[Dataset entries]
——

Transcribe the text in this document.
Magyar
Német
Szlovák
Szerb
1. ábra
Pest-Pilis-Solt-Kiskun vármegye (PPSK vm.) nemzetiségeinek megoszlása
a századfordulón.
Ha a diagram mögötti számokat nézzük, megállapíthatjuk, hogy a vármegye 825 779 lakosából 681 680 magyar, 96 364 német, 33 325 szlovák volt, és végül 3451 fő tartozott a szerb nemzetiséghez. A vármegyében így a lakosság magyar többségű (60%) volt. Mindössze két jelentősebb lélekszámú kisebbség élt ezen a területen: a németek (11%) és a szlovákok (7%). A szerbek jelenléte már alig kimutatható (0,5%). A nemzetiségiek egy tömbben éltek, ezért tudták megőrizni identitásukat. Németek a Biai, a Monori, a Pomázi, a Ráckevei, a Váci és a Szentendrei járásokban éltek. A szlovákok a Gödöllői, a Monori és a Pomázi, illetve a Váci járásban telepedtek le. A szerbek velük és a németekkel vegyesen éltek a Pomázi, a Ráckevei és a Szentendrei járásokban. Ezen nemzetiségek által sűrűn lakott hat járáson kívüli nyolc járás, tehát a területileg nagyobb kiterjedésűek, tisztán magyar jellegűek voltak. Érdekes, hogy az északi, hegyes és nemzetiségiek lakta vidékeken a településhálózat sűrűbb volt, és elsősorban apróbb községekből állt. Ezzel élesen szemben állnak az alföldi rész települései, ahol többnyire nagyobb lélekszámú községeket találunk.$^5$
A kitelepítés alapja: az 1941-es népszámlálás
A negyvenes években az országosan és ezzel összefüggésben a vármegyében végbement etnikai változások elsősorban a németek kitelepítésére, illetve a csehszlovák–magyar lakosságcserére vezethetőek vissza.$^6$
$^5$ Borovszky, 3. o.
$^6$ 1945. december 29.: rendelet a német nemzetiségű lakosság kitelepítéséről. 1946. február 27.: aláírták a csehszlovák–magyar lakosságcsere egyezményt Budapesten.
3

——

* **The task**
Return from the data every line that holds "csehszlovák".

* **Right answer**
A negyvenes években az országosan és ezzel összefüggésben a vármegyében végbement etnikai változások elsősorban a németek kitelepítésére, illetve a csehszlovák–magyar lakosságcserére vezethetőek vissza.$^6$
$^6$ 1945. december 29.: rendelet a német nemzetiségű lakosság kitelepítéséről. 1946. február 27.: aláírták a csehszlovák–magyar lakosságcsere egyezményt Budapesten.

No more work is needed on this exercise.